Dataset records
↓

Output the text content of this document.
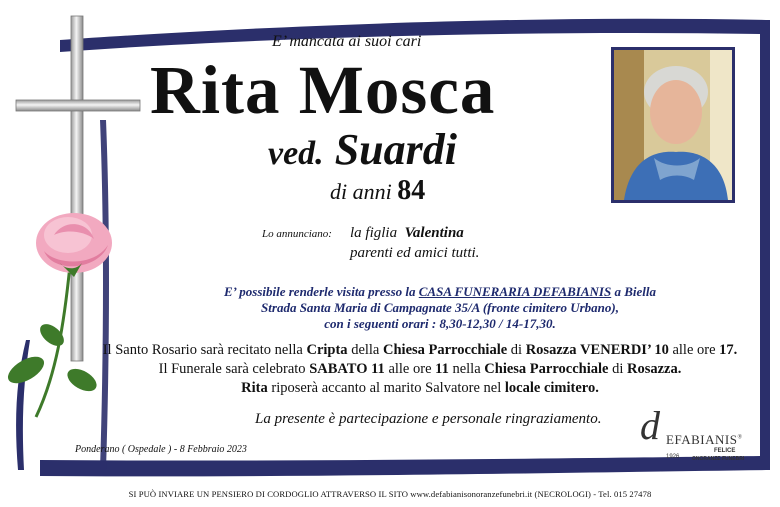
E’ mancata ai suoi cari
Rita Mosca
ved. Suardi
di anni 84
Lo annunciano: la figlia Valentina
parenti ed amici tutti.
E’ possibile renderle visita presso la CASA FUNERARIA DEFABIANIS a Biella
Strada Santa Maria di Campagnate 35/A (fronte cimitero Urbano),
con i seguenti orari : 8,30-12,30 / 14-17,30.
Il Santo Rosario sarà recitato nella Cripta della Chiesa Parrocchiale di Rosazza VENERDI’ 10 alle ore 17.
Il Funerale sarà celebrato SABATO 11 alle ore 11 nella Chiesa Parrocchiale di Rosazza.
Rita riposerà accanto al marito Salvatore nel locale cimitero.
La presente è partecipazione e personale ringraziamento.
Ponderano ( Ospedale ) - 8 Febbraio 2023
d EFABIANIS®
FELICE
ONORANZE FUNEBRI
1926
SI PUÒ INVIARE UN PENSIERO DI CORDOGLIO ATTRAVERSO IL SITO www.defabianisonoranzefunebri.it (NECROLOGI) - Tel. 015 27478
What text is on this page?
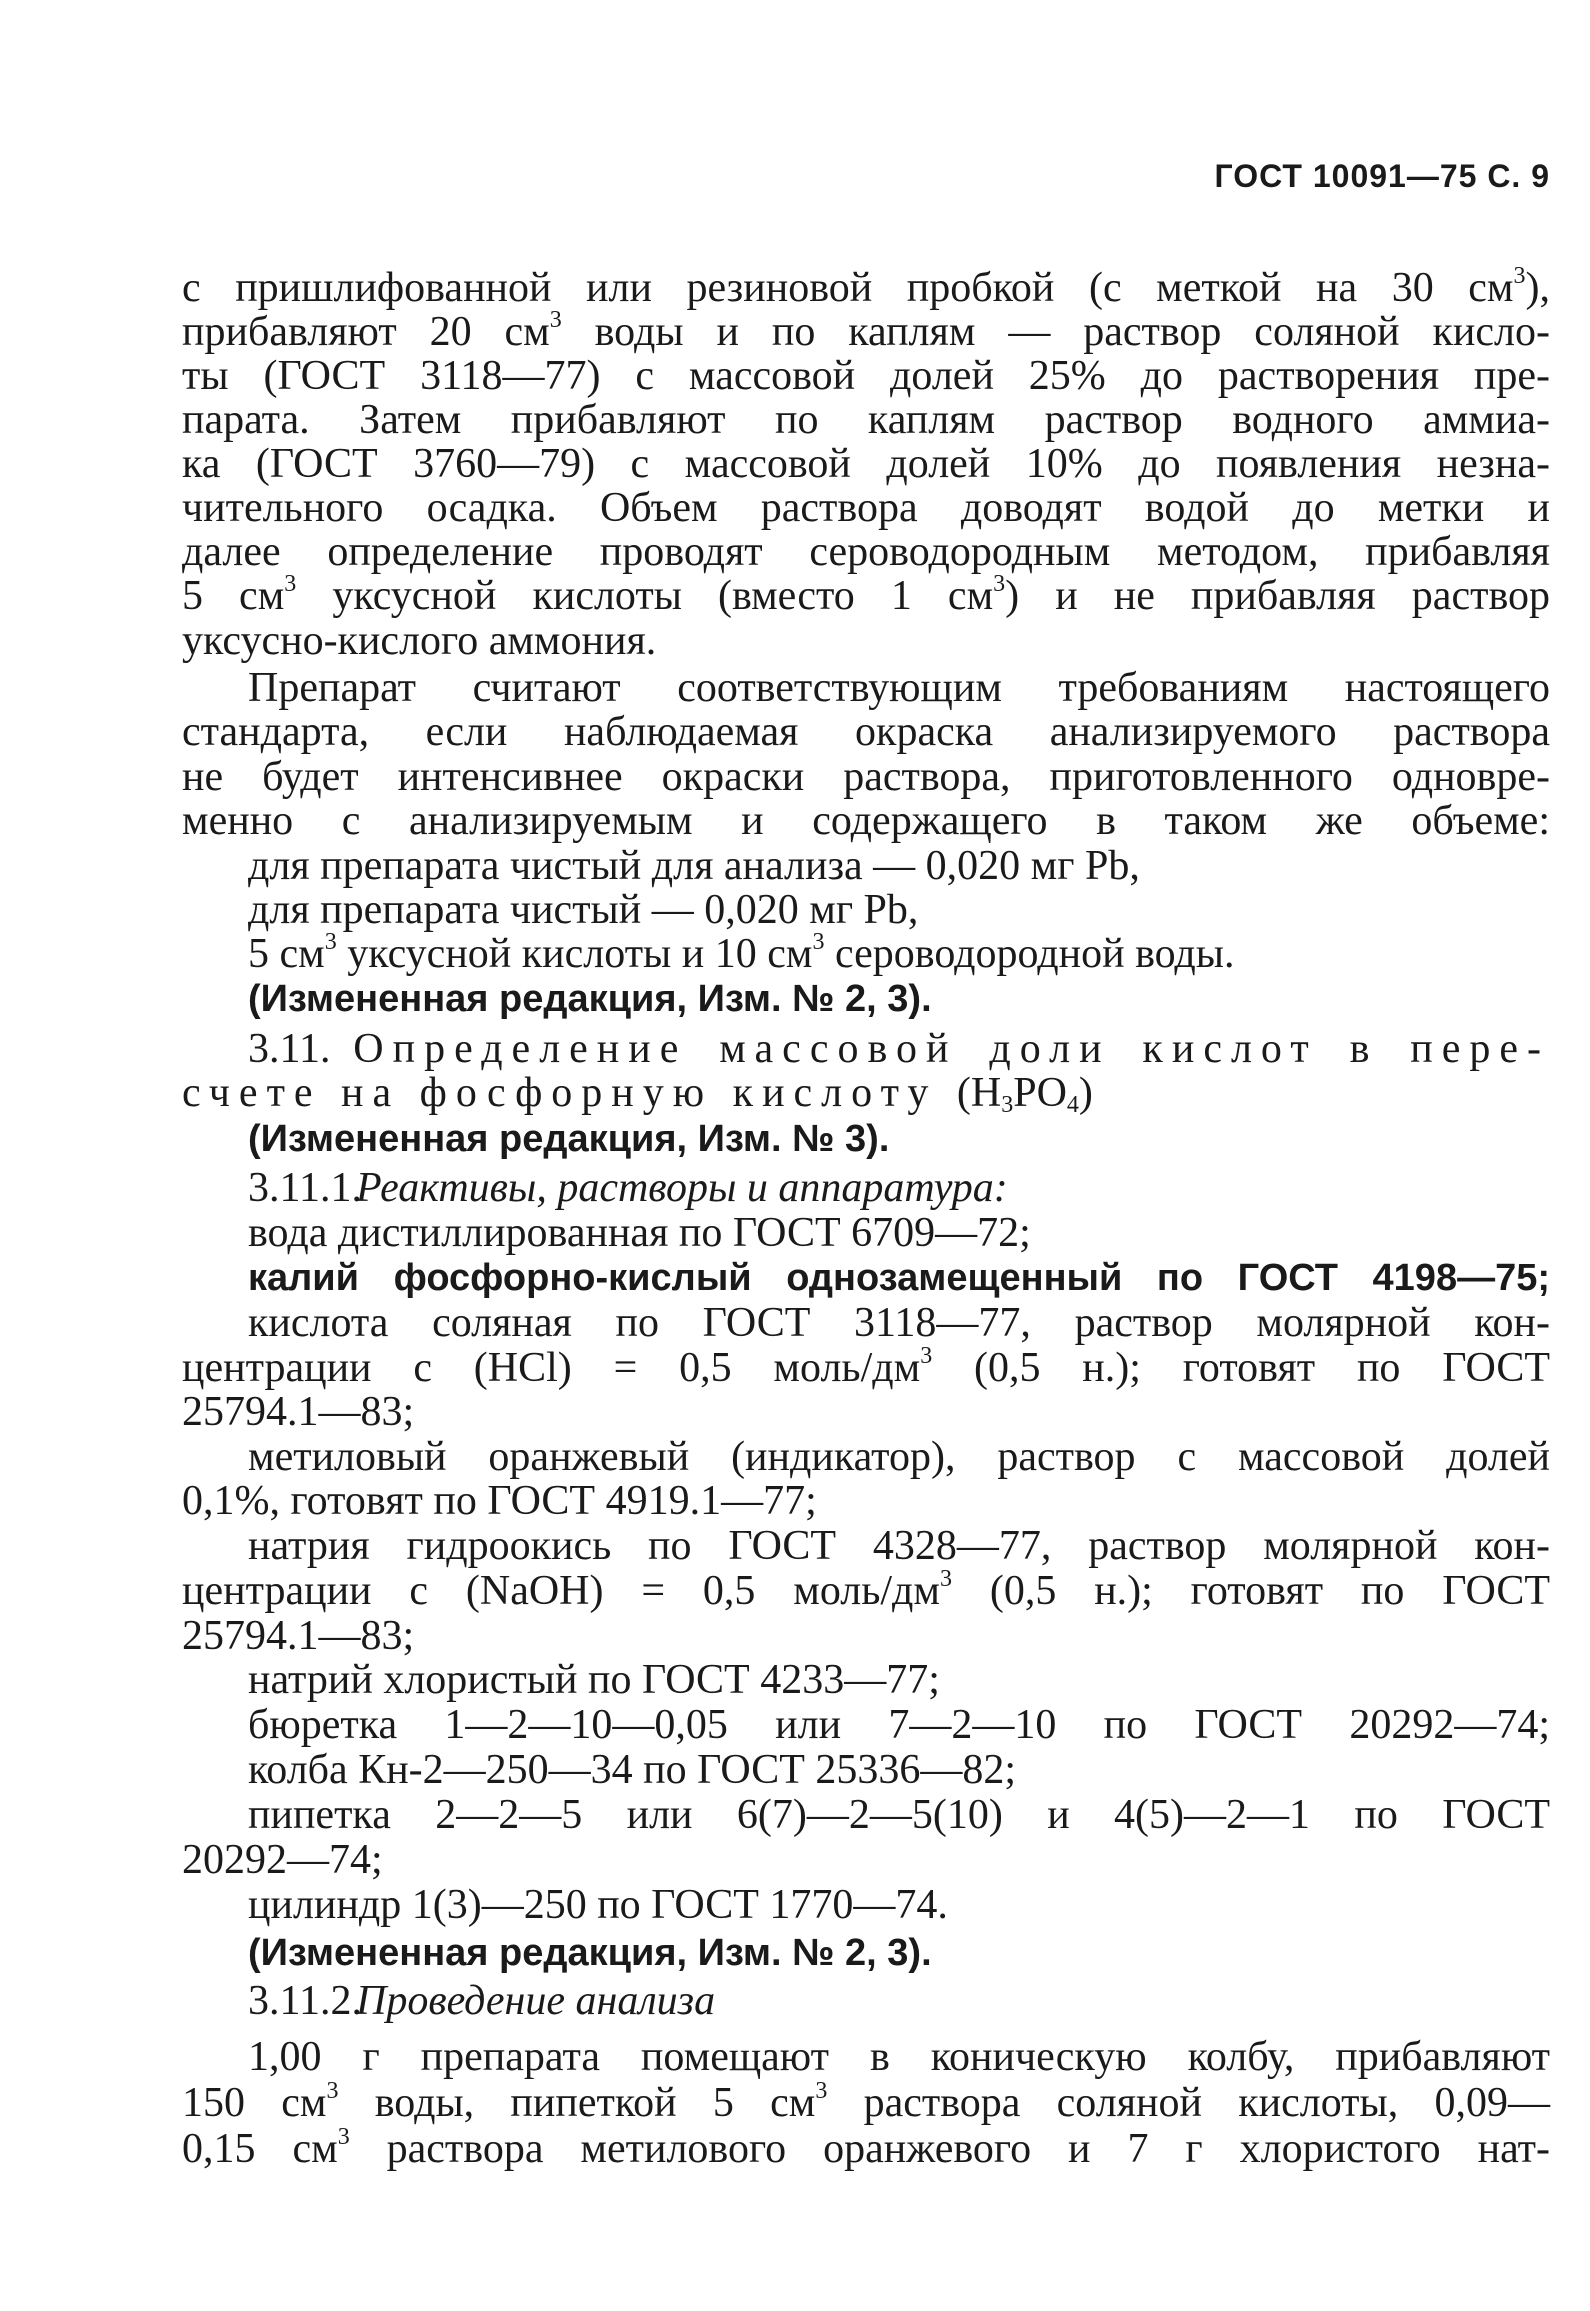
ГОСТ 10091—75 С. 9
с пришлифованной или резиновой пробкой (с меткой на 30 $см^3$),
прибавляют 20 $см^3$ воды и по каплям — раствор соляной кисло-
ты (ГОСТ 3118—77) с массовой долей 25% до растворения пре-
парата. Затем прибавляют по каплям раствор водного аммиа-
ка (ГОСТ 3760—79) с массовой долей 10% до появления незна-
чительного осадка. Объем раствора доводят водой до метки и
далее определение проводят сероводородным методом, прибавляя
5 $см^3$ уксусной кислоты (вместо 1 $см^3$) и не прибавляя раствор
уксусно-кислого аммония.
Препарат считают соответствующим требованиям настоящего
стандарта, если наблюдаемая окраска анализируемого раствора
не будет интенсивнее окраски раствора, приготовленного одновре-
менно с анализируемым и содержащего в таком же объеме:
для препарата чистый для анализа — 0,020 мг Pb,
для препарата чистый — 0,020 мг Pb,
5 $см^3$ уксусной кислоты и 10 $см^3$ сероводородной воды.
(Измененная редакция, Изм. № 2, 3).
3.11. Определение массовой доли кислот в пере-
счете на фосфорную кислоту $(H_3PO_4)$
(Измененная редакция, Изм. № 3).
3.11.1.
Реактивы, растворы и аппаратура:
вода дистиллированная по ГОСТ 6709—72;
калий фосфорно-кислый однозамещенный по ГОСТ 4198—75;
кислота соляная по ГОСТ 3118—77, раствор молярной кон-
центрации c (HCl) = 0,5 моль/$дм^3$ (0,5 н.); готовят по ГОСТ
25794.1—83;
метиловый оранжевый (индикатор), раствор с массовой долей
0,1%, готовят по ГОСТ 4919.1—77;
натрия гидроокись по ГОСТ 4328—77, раствор молярной кон-
центрации c (NaOH) = 0,5 моль/$дм^3$ (0,5 н.); готовят по ГОСТ
25794.1—83;
натрий хлористый по ГОСТ 4233—77;
бюретка 1—2—10—0,05 или 7—2—10 по ГОСТ 20292—74;
колба Кн-2—250—34 по ГОСТ 25336—82;
пипетка 2—2—5 или 6(7)—2—5(10) и 4(5)—2—1 по ГОСТ
20292—74;
цилиндр 1(3)—250 по ГОСТ 1770—74.
(Измененная редакция, Изм. № 2, 3).
3.11.2.
Проведение анализа
1,00 г препарата помещают в коническую колбу, прибавляют
150 $см^3$ воды, пипеткой 5 $см^3$ раствора соляной кислоты, 0,09—
0,15 $см^3$ раствора метилового оранжевого и 7 г хлористого нат-
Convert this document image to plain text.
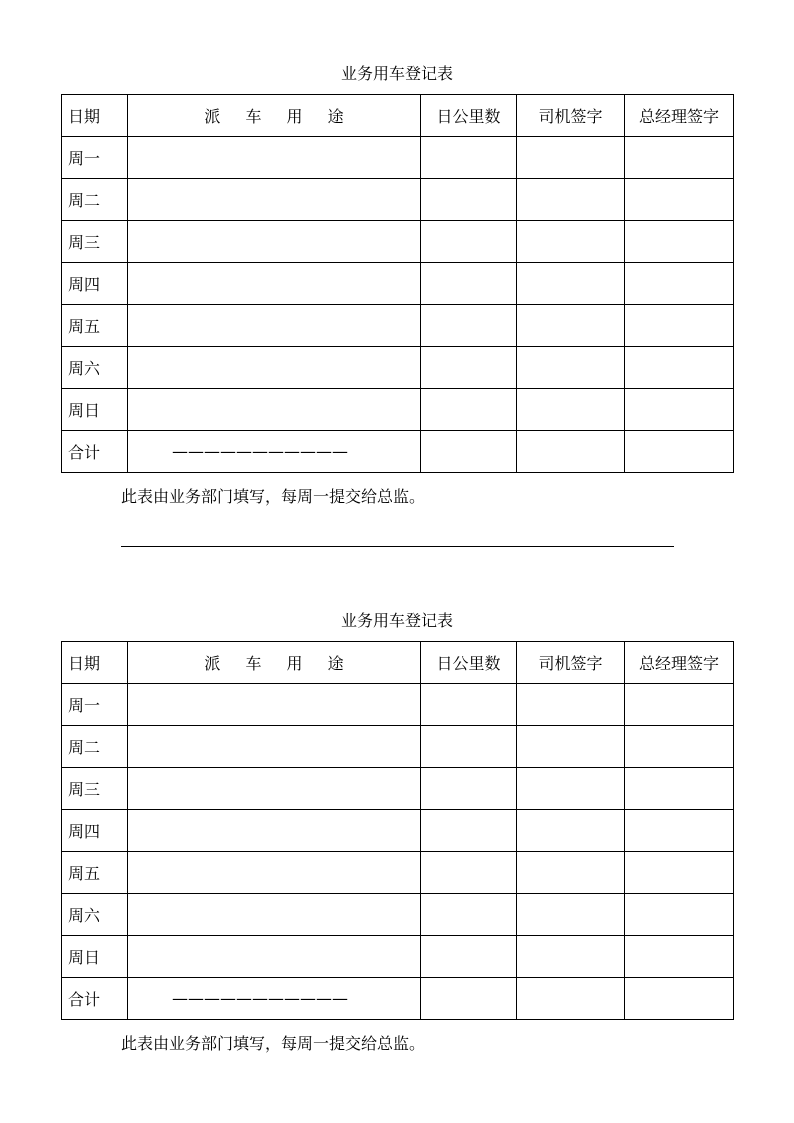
业务用车登记表
日期	派 车 用 途	日公里数	司机签字	总经理签字
周一				
周二				
周三				
周四				
周五				
周六				
周日				
合计	———————————			
此表由业务部门填写，每周一提交给总监。
业务用车登记表
日期	派 车 用 途	日公里数	司机签字	总经理签字
周一				
周二				
周三				
周四				
周五				
周六				
周日				
合计	———————————			
此表由业务部门填写，每周一提交给总监。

↑

Goal – Find "центрации". Copy every line it occurs in.

The response –
центрации c (HCl) = 0,5 моль/$дм^3$ (0,5 н.); готовят по ГОСТ
центрации c (NaOH) = 0,5 моль/$дм^3$ (0,5 н.); готовят по ГОСТ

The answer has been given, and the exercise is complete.